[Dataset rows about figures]
☆ ☆ ☆ ☆ ☆ ☆ ☆
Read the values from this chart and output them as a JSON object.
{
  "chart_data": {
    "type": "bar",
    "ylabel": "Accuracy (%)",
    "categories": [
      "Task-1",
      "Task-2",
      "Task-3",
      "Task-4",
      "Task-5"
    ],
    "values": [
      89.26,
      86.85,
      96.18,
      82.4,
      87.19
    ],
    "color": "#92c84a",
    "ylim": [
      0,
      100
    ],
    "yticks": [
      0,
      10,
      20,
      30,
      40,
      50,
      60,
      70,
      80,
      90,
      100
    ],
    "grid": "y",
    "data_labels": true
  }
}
☆ ☆ ☆ ☆ ☆ ☆ ☆
EXERCISE TASK: Send back each record exactly as it stands.

TASK OUTPUT:
Read the values from this chart and output them as a JSON object.
{
  "chart_data": {
    "type": "bar",
    "ylabel": "Accuracy (%)",
    "categories": [
      "Task-1",
      "Task-2",
      "Task-3",
      "Task-4",
      "Task-5"
    ],
    "values": [
      89.26,
      86.85,
      96.18,
      82.4,
      87.19
    ],
    "color": "#92c84a",
    "ylim": [
      0,
      100
    ],
    "yticks": [
      0,
      10,
      20,
      30,
      40,
      50,
      60,
      70,
      80,
      90,
      100
    ],
    "grid": "y",
    "data_labels": true
  }
}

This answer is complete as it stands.